**Task goal**
Look through the material below. Copy each line that contains the string "have".

:: Data supplied ::

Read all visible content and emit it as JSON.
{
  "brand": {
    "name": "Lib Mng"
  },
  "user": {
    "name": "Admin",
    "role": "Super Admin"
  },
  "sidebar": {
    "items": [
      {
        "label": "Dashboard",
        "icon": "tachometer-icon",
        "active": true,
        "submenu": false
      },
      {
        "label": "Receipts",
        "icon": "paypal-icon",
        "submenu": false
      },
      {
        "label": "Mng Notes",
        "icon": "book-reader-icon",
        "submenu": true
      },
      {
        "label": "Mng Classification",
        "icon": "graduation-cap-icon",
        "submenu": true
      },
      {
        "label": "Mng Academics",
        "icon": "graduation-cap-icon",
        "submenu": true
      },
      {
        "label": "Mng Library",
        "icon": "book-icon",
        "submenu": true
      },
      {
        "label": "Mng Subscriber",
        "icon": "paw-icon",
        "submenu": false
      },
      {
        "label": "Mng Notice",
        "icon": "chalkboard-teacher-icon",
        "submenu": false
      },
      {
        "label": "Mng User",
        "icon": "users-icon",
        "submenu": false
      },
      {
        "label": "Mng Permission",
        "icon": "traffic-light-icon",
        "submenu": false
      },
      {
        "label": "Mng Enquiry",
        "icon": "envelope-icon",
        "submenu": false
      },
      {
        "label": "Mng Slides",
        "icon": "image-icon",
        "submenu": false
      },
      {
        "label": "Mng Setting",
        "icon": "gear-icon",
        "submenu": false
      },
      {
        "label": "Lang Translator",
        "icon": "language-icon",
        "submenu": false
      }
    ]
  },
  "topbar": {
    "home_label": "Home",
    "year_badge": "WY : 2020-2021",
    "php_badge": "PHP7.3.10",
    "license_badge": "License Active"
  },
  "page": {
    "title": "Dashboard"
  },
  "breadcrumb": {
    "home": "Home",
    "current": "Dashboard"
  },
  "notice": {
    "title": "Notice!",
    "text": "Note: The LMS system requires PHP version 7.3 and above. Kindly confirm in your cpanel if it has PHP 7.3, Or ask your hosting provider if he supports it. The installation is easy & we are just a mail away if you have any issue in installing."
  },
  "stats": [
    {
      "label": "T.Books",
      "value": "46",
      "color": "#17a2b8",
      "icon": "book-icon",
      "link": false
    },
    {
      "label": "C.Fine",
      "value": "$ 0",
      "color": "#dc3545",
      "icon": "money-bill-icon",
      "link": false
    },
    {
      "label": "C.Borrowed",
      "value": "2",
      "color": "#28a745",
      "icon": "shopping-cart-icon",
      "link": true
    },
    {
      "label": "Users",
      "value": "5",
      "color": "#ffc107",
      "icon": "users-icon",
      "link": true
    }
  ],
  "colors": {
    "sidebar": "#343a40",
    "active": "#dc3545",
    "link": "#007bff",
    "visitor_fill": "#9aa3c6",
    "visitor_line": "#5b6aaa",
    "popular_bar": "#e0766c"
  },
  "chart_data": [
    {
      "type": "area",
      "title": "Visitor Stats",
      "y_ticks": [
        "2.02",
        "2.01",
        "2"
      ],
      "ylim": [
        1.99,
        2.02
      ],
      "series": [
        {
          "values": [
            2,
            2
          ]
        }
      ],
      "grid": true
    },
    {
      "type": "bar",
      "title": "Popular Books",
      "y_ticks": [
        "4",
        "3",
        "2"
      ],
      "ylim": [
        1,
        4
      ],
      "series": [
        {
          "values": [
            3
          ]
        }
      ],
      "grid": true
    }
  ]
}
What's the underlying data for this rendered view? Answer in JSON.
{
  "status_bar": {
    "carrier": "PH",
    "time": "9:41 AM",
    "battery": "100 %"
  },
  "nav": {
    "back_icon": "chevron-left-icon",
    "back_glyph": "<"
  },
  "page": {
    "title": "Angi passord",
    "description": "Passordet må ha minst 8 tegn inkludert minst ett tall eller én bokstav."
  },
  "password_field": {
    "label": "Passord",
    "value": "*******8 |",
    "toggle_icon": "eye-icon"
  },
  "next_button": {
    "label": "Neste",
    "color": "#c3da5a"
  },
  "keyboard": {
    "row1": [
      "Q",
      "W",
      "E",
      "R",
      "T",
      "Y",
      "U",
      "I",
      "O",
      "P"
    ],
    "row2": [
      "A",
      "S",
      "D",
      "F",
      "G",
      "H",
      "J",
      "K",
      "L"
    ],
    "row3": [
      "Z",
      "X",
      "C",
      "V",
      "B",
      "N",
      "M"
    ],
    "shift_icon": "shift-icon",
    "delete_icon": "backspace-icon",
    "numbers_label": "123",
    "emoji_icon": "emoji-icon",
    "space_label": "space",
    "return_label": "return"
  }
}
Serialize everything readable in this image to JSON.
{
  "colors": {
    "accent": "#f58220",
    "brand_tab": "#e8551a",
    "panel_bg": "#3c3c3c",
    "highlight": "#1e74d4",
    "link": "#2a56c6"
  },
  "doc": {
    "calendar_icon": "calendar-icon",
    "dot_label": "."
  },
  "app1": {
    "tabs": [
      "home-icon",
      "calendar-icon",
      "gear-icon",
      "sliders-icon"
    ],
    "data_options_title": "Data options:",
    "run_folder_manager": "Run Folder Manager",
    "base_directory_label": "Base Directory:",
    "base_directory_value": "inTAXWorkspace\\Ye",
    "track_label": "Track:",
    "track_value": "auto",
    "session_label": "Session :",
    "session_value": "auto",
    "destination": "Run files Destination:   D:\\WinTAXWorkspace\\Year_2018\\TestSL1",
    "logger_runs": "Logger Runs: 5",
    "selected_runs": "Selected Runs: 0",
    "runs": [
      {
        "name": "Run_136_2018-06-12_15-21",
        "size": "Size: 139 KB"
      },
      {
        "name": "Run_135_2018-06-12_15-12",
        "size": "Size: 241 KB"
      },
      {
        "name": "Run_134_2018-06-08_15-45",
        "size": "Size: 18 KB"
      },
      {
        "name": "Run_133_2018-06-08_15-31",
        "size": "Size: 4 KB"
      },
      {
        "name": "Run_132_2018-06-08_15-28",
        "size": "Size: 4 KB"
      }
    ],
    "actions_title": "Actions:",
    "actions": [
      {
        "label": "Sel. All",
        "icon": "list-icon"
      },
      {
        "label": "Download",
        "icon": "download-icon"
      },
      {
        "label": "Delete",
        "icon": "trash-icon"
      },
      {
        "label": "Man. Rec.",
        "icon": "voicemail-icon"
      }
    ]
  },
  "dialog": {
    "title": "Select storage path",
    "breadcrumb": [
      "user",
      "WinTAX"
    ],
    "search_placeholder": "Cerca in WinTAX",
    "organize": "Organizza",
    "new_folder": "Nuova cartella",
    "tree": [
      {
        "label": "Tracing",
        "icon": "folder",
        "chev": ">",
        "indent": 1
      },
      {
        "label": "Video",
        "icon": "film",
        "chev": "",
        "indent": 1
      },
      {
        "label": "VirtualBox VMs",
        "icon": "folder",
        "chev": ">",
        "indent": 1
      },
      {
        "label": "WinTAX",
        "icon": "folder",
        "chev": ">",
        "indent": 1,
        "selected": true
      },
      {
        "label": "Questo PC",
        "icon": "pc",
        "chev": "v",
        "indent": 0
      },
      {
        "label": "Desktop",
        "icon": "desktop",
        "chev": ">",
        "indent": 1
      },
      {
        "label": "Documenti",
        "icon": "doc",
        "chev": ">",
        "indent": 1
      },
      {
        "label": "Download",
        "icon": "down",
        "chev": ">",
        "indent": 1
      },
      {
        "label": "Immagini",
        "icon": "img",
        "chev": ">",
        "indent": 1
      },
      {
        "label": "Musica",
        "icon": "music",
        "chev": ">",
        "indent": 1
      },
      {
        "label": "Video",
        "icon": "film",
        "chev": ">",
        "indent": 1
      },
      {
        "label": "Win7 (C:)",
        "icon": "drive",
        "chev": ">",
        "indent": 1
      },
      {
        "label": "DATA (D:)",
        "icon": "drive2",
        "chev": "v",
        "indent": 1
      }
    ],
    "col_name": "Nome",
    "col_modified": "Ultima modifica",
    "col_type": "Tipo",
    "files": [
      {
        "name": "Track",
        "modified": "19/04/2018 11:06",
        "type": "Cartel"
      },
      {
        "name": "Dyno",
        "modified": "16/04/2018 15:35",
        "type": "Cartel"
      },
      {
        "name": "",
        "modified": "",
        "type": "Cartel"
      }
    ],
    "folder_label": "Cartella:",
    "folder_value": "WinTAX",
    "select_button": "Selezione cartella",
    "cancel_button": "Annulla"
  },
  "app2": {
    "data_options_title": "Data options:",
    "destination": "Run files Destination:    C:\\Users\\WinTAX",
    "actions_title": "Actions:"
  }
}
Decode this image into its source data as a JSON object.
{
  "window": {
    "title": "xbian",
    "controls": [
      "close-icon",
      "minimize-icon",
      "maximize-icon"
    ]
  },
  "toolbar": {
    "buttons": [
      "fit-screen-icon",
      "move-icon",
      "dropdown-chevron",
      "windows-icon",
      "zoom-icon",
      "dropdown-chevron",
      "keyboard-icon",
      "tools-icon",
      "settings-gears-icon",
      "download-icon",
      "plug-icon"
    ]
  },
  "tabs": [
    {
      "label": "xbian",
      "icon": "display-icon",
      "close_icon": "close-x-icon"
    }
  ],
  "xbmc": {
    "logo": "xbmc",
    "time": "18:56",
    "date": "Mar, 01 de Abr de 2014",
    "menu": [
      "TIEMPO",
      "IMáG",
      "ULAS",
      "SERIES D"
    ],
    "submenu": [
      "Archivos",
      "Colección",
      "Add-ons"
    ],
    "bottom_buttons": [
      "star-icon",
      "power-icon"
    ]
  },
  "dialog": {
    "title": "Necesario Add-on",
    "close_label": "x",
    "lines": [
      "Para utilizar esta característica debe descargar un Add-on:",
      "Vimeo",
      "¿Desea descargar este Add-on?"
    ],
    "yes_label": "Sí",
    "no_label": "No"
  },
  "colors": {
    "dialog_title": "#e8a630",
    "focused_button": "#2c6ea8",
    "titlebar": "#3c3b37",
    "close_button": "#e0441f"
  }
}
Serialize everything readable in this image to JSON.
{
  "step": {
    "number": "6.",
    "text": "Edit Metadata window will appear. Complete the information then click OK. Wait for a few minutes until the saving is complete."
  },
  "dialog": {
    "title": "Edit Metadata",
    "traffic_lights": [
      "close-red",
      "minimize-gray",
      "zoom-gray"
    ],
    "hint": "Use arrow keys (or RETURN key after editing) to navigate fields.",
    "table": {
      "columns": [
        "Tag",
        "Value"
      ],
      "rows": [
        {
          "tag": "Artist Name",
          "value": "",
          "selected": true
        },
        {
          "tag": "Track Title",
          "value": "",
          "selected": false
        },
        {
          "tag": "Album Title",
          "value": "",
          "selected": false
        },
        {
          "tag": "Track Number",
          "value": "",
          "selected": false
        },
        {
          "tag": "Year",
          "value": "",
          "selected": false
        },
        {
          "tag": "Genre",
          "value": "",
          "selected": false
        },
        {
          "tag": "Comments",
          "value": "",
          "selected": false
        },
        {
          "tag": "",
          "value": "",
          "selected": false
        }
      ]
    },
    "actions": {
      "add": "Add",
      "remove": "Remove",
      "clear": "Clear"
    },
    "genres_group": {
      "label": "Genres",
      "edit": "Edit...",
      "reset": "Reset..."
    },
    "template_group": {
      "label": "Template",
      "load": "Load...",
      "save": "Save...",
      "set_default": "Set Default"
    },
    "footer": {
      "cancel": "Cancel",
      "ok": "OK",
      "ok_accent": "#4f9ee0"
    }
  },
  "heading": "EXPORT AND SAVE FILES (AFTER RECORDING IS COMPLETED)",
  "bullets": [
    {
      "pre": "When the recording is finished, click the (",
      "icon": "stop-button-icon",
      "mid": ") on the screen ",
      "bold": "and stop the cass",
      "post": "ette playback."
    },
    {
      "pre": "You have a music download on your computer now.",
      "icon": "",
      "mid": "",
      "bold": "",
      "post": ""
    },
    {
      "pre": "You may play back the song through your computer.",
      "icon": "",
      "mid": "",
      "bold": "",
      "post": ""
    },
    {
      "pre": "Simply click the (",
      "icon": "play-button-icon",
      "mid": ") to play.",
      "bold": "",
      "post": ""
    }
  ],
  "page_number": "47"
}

:::

**Completed exercise**
    "text": "Note: The LMS system requires PHP version 7.3 and above. Kindly confirm in your cpanel if it has PHP 7.3, Or ask your hosting provider if he supports it. The installation is easy & we are just a mail away if you have any issue in installing."
      "pre": "You have a music download on your computer now.",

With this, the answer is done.